** begin **

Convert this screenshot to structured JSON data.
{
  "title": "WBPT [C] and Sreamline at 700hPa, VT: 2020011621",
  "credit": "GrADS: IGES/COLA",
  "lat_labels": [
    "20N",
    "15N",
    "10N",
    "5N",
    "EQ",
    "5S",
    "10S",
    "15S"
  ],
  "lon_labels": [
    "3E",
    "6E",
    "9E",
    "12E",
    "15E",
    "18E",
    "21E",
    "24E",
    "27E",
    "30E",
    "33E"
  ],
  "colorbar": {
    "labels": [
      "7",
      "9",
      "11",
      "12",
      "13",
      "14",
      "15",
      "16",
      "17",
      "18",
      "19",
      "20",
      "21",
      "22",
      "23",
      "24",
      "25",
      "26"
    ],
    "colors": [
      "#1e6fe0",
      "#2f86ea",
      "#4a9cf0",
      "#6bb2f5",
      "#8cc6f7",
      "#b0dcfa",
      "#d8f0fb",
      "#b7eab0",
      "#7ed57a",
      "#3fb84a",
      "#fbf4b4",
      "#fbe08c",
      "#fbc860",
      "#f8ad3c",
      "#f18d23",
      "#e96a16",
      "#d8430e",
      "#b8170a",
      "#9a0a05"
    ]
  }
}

** end **

● What to work on: Print again each line of the listing above, exactly as it appears.

● Correct result:
Convert this screenshot to structured JSON data.
{
  "title": "WBPT [C] and Sreamline at 700hPa, VT: 2020011621",
  "credit": "GrADS: IGES/COLA",
  "lat_labels": [
    "20N",
    "15N",
    "10N",
    "5N",
    "EQ",
    "5S",
    "10S",
    "15S"
  ],
  "lon_labels": [
    "3E",
    "6E",
    "9E",
    "12E",
    "15E",
    "18E",
    "21E",
    "24E",
    "27E",
    "30E",
    "33E"
  ],
  "colorbar": {
    "labels": [
      "7",
      "9",
      "11",
      "12",
      "13",
      "14",
      "15",
      "16",
      "17",
      "18",
      "19",
      "20",
      "21",
      "22",
      "23",
      "24",
      "25",
      "26"
    ],
    "colors": [
      "#1e6fe0",
      "#2f86ea",
      "#4a9cf0",
      "#6bb2f5",
      "#8cc6f7",
      "#b0dcfa",
      "#d8f0fb",
      "#b7eab0",
      "#7ed57a",
      "#3fb84a",
      "#fbf4b4",
      "#fbe08c",
      "#fbc860",
      "#f8ad3c",
      "#f18d23",
      "#e96a16",
      "#d8430e",
      "#b8170a",
      "#9a0a05"
    ]
  }
}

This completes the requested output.